Records from a data source
........

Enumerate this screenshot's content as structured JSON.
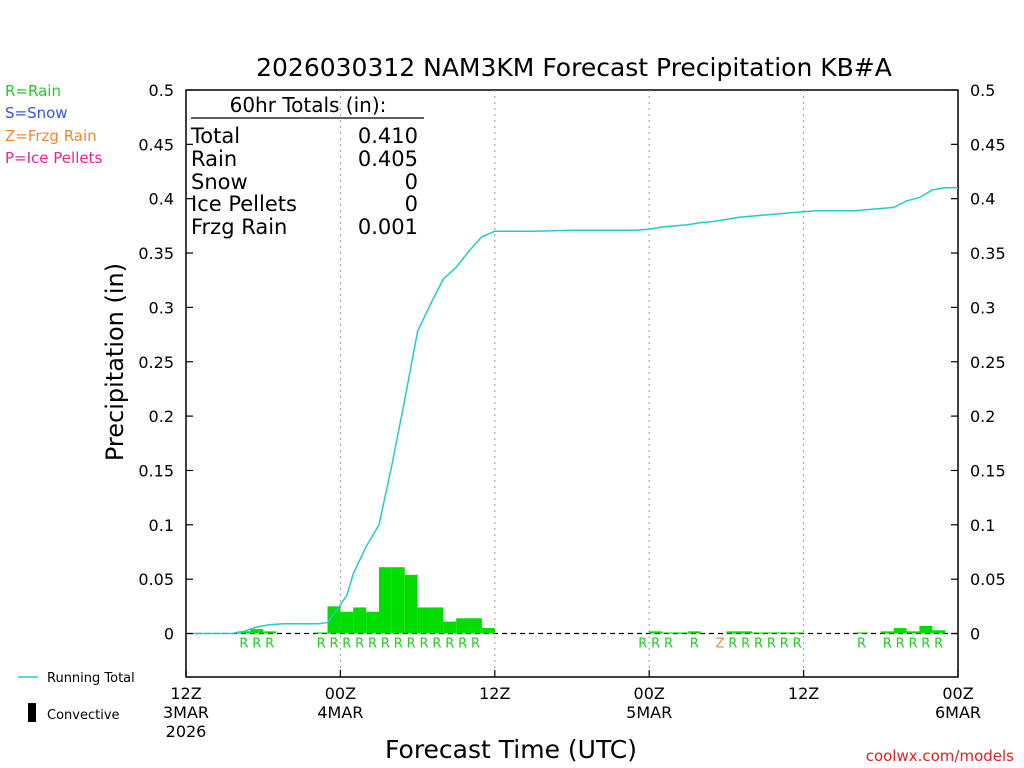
{
  "chart_data": {
    "type": "bar",
    "title": "2026030312 NAM3KM Forecast Precipitation KB#A",
    "xlabel": "Forecast Time (UTC)",
    "ylabel": "Precipitation (in)",
    "ylim": [
      -0.04,
      0.5
    ],
    "yticks": [
      "0.5",
      "0.45",
      "0.4",
      "0.35",
      "0.3",
      "0.25",
      "0.2",
      "0.15",
      "0.1",
      "0.05",
      "0"
    ],
    "xlim_hours": [
      0,
      60
    ],
    "xticks": [
      {
        "hour": 0,
        "lines": [
          "12Z",
          "3MAR",
          "2026"
        ]
      },
      {
        "hour": 12,
        "lines": [
          "00Z",
          "4MAR"
        ]
      },
      {
        "hour": 24,
        "lines": [
          "12Z"
        ]
      },
      {
        "hour": 36,
        "lines": [
          "00Z",
          "5MAR"
        ]
      },
      {
        "hour": 48,
        "lines": [
          "12Z"
        ]
      },
      {
        "hour": 60,
        "lines": [
          "00Z",
          "6MAR"
        ]
      }
    ],
    "gridlines_hours": [
      12,
      24,
      36,
      48
    ],
    "totals_box": {
      "header": "60hr Totals (in):",
      "rows": [
        {
          "label": "Total",
          "value": "0.410"
        },
        {
          "label": "Rain",
          "value": "0.405"
        },
        {
          "label": "Snow",
          "value": "0"
        },
        {
          "label": "Ice Pellets",
          "value": "0"
        },
        {
          "label": "Frzg Rain",
          "value": "0.001"
        }
      ]
    },
    "type_legend": [
      {
        "text": "R=Rain",
        "color": "#22cc22"
      },
      {
        "text": "S=Snow",
        "color": "#3355dd"
      },
      {
        "text": "Z=Frzg Rain",
        "color": "#ee8833"
      },
      {
        "text": "P=Ice Pellets",
        "color": "#ee2299"
      }
    ],
    "series_legend": {
      "running_total": "Running Total",
      "convective": "Convective"
    },
    "footer": "coolwx.com/models",
    "bar_color": "#00dd00",
    "line_color": "#22cccc",
    "bars": [
      {
        "hour": 5,
        "value": 0.002
      },
      {
        "hour": 6,
        "value": 0.004
      },
      {
        "hour": 7,
        "value": 0.002
      },
      {
        "hour": 11,
        "value": 0.001
      },
      {
        "hour": 12,
        "value": 0.025
      },
      {
        "hour": 13,
        "value": 0.02
      },
      {
        "hour": 14,
        "value": 0.024
      },
      {
        "hour": 15,
        "value": 0.02
      },
      {
        "hour": 16,
        "value": 0.061
      },
      {
        "hour": 17,
        "value": 0.061
      },
      {
        "hour": 18,
        "value": 0.054
      },
      {
        "hour": 19,
        "value": 0.024
      },
      {
        "hour": 20,
        "value": 0.024
      },
      {
        "hour": 21,
        "value": 0.011
      },
      {
        "hour": 22,
        "value": 0.014
      },
      {
        "hour": 23,
        "value": 0.014
      },
      {
        "hour": 24,
        "value": 0.005
      },
      {
        "hour": 37,
        "value": 0.002
      },
      {
        "hour": 38,
        "value": 0.001
      },
      {
        "hour": 39,
        "value": 0.001
      },
      {
        "hour": 40,
        "value": 0.002
      },
      {
        "hour": 43,
        "value": 0.002
      },
      {
        "hour": 44,
        "value": 0.002
      },
      {
        "hour": 45,
        "value": 0.001
      },
      {
        "hour": 46,
        "value": 0.001
      },
      {
        "hour": 47,
        "value": 0.001
      },
      {
        "hour": 48,
        "value": 0.001
      },
      {
        "hour": 53,
        "value": 0.001
      },
      {
        "hour": 55,
        "value": 0.002
      },
      {
        "hour": 56,
        "value": 0.005
      },
      {
        "hour": 57,
        "value": 0.002
      },
      {
        "hour": 58,
        "value": 0.007
      },
      {
        "hour": 59,
        "value": 0.003
      }
    ],
    "running_total": {
      "hours": [
        0,
        3.6,
        4.5,
        5.5,
        6.5,
        7.5,
        8.5,
        9.5,
        10.3,
        11,
        11.6,
        12.5,
        13,
        14,
        15,
        16,
        17,
        18,
        19,
        20,
        21,
        22,
        23,
        24,
        27,
        30,
        33,
        35,
        36,
        37,
        38,
        39,
        40,
        41,
        42,
        43,
        44,
        45,
        46,
        47,
        48,
        49,
        50,
        51,
        52,
        53,
        54,
        55,
        56,
        57,
        58,
        59,
        60
      ],
      "values": [
        0,
        0,
        0.002,
        0.006,
        0.008,
        0.009,
        0.009,
        0.009,
        0.009,
        0.01,
        0.02,
        0.035,
        0.055,
        0.08,
        0.1,
        0.155,
        0.215,
        0.278,
        0.303,
        0.326,
        0.337,
        0.352,
        0.365,
        0.37,
        0.37,
        0.371,
        0.371,
        0.371,
        0.372,
        0.374,
        0.375,
        0.376,
        0.378,
        0.379,
        0.381,
        0.383,
        0.384,
        0.385,
        0.386,
        0.387,
        0.388,
        0.389,
        0.389,
        0.389,
        0.389,
        0.39,
        0.391,
        0.392,
        0.398,
        0.401,
        0.408,
        0.41,
        0.41
      ]
    },
    "type_marks": [
      {
        "hour": 5,
        "code": "R"
      },
      {
        "hour": 6,
        "code": "R"
      },
      {
        "hour": 7,
        "code": "R"
      },
      {
        "hour": 11,
        "code": "R"
      },
      {
        "hour": 12,
        "code": "R"
      },
      {
        "hour": 13,
        "code": "R"
      },
      {
        "hour": 14,
        "code": "R"
      },
      {
        "hour": 15,
        "code": "R"
      },
      {
        "hour": 16,
        "code": "R"
      },
      {
        "hour": 17,
        "code": "R"
      },
      {
        "hour": 18,
        "code": "R"
      },
      {
        "hour": 19,
        "code": "R"
      },
      {
        "hour": 20,
        "code": "R"
      },
      {
        "hour": 21,
        "code": "R"
      },
      {
        "hour": 22,
        "code": "R"
      },
      {
        "hour": 23,
        "code": "R"
      },
      {
        "hour": 36,
        "code": "R"
      },
      {
        "hour": 37,
        "code": "R"
      },
      {
        "hour": 38,
        "code": "R"
      },
      {
        "hour": 40,
        "code": "R"
      },
      {
        "hour": 42,
        "code": "Z"
      },
      {
        "hour": 43,
        "code": "R"
      },
      {
        "hour": 44,
        "code": "R"
      },
      {
        "hour": 45,
        "code": "R"
      },
      {
        "hour": 46,
        "code": "R"
      },
      {
        "hour": 47,
        "code": "R"
      },
      {
        "hour": 48,
        "code": "R"
      },
      {
        "hour": 53,
        "code": "R"
      },
      {
        "hour": 55,
        "code": "R"
      },
      {
        "hour": 56,
        "code": "R"
      },
      {
        "hour": 57,
        "code": "R"
      },
      {
        "hour": 58,
        "code": "R"
      },
      {
        "hour": 59,
        "code": "R"
      }
    ]
  }
}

........

### Problem requirements
Ignore the images and quote every line of the listing exactly.

### Completed exercise
Enumerate this screenshot's content as structured JSON.
{
  "chart_data": {
    "type": "bar",
    "title": "2026030312 NAM3KM Forecast Precipitation KB#A",
    "xlabel": "Forecast Time (UTC)",
    "ylabel": "Precipitation (in)",
    "ylim": [
      -0.04,
      0.5
    ],
    "yticks": [
      "0.5",
      "0.45",
      "0.4",
      "0.35",
      "0.3",
      "0.25",
      "0.2",
      "0.15",
      "0.1",
      "0.05",
      "0"
    ],
    "xlim_hours": [
      0,
      60
    ],
    "xticks": [
      {
        "hour": 0,
        "lines": [
          "12Z",
          "3MAR",
          "2026"
        ]
      },
      {
        "hour": 12,
        "lines": [
          "00Z",
          "4MAR"
        ]
      },
      {
        "hour": 24,
        "lines": [
          "12Z"
        ]
      },
      {
        "hour": 36,
        "lines": [
          "00Z",
          "5MAR"
        ]
      },
      {
        "hour": 48,
        "lines": [
          "12Z"
        ]
      },
      {
        "hour": 60,
        "lines": [
          "00Z",
          "6MAR"
        ]
      }
    ],
    "gridlines_hours": [
      12,
      24,
      36,
      48
    ],
    "totals_box": {
      "header": "60hr Totals (in):",
      "rows": [
        {
          "label": "Total",
          "value": "0.410"
        },
        {
          "label": "Rain",
          "value": "0.405"
        },
        {
          "label": "Snow",
          "value": "0"
        },
        {
          "label": "Ice Pellets",
          "value": "0"
        },
        {
          "label": "Frzg Rain",
          "value": "0.001"
        }
      ]
    },
    "type_legend": [
      {
        "text": "R=Rain",
        "color": "#22cc22"
      },
      {
        "text": "S=Snow",
        "color": "#3355dd"
      },
      {
        "text": "Z=Frzg Rain",
        "color": "#ee8833"
      },
      {
        "text": "P=Ice Pellets",
        "color": "#ee2299"
      }
    ],
    "series_legend": {
      "running_total": "Running Total",
      "convective": "Convective"
    },
    "footer": "coolwx.com/models",
    "bar_color": "#00dd00",
    "line_color": "#22cccc",
    "bars": [
      {
        "hour": 5,
        "value": 0.002
      },
      {
        "hour": 6,
        "value": 0.004
      },
      {
        "hour": 7,
        "value": 0.002
      },
      {
        "hour": 11,
        "value": 0.001
      },
      {
        "hour": 12,
        "value": 0.025
      },
      {
        "hour": 13,
        "value": 0.02
      },
      {
        "hour": 14,
        "value": 0.024
      },
      {
        "hour": 15,
        "value": 0.02
      },
      {
        "hour": 16,
        "value": 0.061
      },
      {
        "hour": 17,
        "value": 0.061
      },
      {
        "hour": 18,
        "value": 0.054
      },
      {
        "hour": 19,
        "value": 0.024
      },
      {
        "hour": 20,
        "value": 0.024
      },
      {
        "hour": 21,
        "value": 0.011
      },
      {
        "hour": 22,
        "value": 0.014
      },
      {
        "hour": 23,
        "value": 0.014
      },
      {
        "hour": 24,
        "value": 0.005
      },
      {
        "hour": 37,
        "value": 0.002
      },
      {
        "hour": 38,
        "value": 0.001
      },
      {
        "hour": 39,
        "value": 0.001
      },
      {
        "hour": 40,
        "value": 0.002
      },
      {
        "hour": 43,
        "value": 0.002
      },
      {
        "hour": 44,
        "value": 0.002
      },
      {
        "hour": 45,
        "value": 0.001
      },
      {
        "hour": 46,
        "value": 0.001
      },
      {
        "hour": 47,
        "value": 0.001
      },
      {
        "hour": 48,
        "value": 0.001
      },
      {
        "hour": 53,
        "value": 0.001
      },
      {
        "hour": 55,
        "value": 0.002
      },
      {
        "hour": 56,
        "value": 0.005
      },
      {
        "hour": 57,
        "value": 0.002
      },
      {
        "hour": 58,
        "value": 0.007
      },
      {
        "hour": 59,
        "value": 0.003
      }
    ],
    "running_total": {
      "hours": [
        0,
        3.6,
        4.5,
        5.5,
        6.5,
        7.5,
        8.5,
        9.5,
        10.3,
        11,
        11.6,
        12.5,
        13,
        14,
        15,
        16,
        17,
        18,
        19,
        20,
        21,
        22,
        23,
        24,
        27,
        30,
        33,
        35,
        36,
        37,
        38,
        39,
        40,
        41,
        42,
        43,
        44,
        45,
        46,
        47,
        48,
        49,
        50,
        51,
        52,
        53,
        54,
        55,
        56,
        57,
        58,
        59,
        60
      ],
      "values": [
        0,
        0,
        0.002,
        0.006,
        0.008,
        0.009,
        0.009,
        0.009,
        0.009,
        0.01,
        0.02,
        0.035,
        0.055,
        0.08,
        0.1,
        0.155,
        0.215,
        0.278,
        0.303,
        0.326,
        0.337,
        0.352,
        0.365,
        0.37,
        0.37,
        0.371,
        0.371,
        0.371,
        0.372,
        0.374,
        0.375,
        0.376,
        0.378,
        0.379,
        0.381,
        0.383,
        0.384,
        0.385,
        0.386,
        0.387,
        0.388,
        0.389,
        0.389,
        0.389,
        0.389,
        0.39,
        0.391,
        0.392,
        0.398,
        0.401,
        0.408,
        0.41,
        0.41
      ]
    },
    "type_marks": [
      {
        "hour": 5,
        "code": "R"
      },
      {
        "hour": 6,
        "code": "R"
      },
      {
        "hour": 7,
        "code": "R"
      },
      {
        "hour": 11,
        "code": "R"
      },
      {
        "hour": 12,
        "code": "R"
      },
      {
        "hour": 13,
        "code": "R"
      },
      {
        "hour": 14,
        "code": "R"
      },
      {
        "hour": 15,
        "code": "R"
      },
      {
        "hour": 16,
        "code": "R"
      },
      {
        "hour": 17,
        "code": "R"
      },
      {
        "hour": 18,
        "code": "R"
      },
      {
        "hour": 19,
        "code": "R"
      },
      {
        "hour": 20,
        "code": "R"
      },
      {
        "hour": 21,
        "code": "R"
      },
      {
        "hour": 22,
        "code": "R"
      },
      {
        "hour": 23,
        "code": "R"
      },
      {
        "hour": 36,
        "code": "R"
      },
      {
        "hour": 37,
        "code": "R"
      },
      {
        "hour": 38,
        "code": "R"
      },
      {
        "hour": 40,
        "code": "R"
      },
      {
        "hour": 42,
        "code": "Z"
      },
      {
        "hour": 43,
        "code": "R"
      },
      {
        "hour": 44,
        "code": "R"
      },
      {
        "hour": 45,
        "code": "R"
      },
      {
        "hour": 46,
        "code": "R"
      },
      {
        "hour": 47,
        "code": "R"
      },
      {
        "hour": 48,
        "code": "R"
      },
      {
        "hour": 53,
        "code": "R"
      },
      {
        "hour": 55,
        "code": "R"
      },
      {
        "hour": 56,
        "code": "R"
      },
      {
        "hour": 57,
        "code": "R"
      },
      {
        "hour": 58,
        "code": "R"
      },
      {
        "hour": 59,
        "code": "R"
      }
    ]
  }
}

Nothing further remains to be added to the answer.